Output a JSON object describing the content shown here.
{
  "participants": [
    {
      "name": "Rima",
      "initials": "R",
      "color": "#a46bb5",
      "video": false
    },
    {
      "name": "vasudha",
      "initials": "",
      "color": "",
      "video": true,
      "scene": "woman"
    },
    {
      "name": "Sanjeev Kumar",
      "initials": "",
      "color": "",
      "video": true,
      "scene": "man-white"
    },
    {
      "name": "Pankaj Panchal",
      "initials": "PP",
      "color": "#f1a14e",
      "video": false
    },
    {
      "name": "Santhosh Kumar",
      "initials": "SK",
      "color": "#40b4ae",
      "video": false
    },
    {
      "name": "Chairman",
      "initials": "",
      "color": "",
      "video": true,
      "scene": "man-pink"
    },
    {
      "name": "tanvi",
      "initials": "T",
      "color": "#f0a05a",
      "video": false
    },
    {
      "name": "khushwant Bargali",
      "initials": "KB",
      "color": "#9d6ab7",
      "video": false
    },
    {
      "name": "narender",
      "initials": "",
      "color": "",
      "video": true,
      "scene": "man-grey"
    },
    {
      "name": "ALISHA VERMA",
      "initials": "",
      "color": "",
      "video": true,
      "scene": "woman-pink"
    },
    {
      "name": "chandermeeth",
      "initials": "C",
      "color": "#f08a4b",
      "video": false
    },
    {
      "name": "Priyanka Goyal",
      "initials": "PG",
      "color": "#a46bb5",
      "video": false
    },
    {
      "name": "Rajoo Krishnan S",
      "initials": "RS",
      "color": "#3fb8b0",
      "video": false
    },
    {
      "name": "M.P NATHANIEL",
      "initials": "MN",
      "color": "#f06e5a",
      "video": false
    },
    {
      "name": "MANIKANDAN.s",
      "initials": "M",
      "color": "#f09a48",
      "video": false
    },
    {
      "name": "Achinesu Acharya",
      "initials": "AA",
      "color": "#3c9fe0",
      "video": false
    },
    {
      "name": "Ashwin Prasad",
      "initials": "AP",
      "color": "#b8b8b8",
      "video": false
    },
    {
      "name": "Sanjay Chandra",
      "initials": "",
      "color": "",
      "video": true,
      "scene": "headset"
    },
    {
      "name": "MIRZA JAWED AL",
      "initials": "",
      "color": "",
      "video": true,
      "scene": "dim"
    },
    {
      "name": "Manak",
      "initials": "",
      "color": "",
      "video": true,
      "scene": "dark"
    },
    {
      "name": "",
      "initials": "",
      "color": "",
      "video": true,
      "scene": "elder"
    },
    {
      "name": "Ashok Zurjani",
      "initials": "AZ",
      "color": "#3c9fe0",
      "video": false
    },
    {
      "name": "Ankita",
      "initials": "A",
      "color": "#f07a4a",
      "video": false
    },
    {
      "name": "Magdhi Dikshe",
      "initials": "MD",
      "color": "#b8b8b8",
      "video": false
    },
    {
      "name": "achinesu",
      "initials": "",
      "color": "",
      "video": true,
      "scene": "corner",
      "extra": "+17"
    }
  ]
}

++++++++++++++++++++

## Exercise details
Check every line of the records above for the string "scene" and say how many contain it, giving the number alone.

## Solution to this problem
10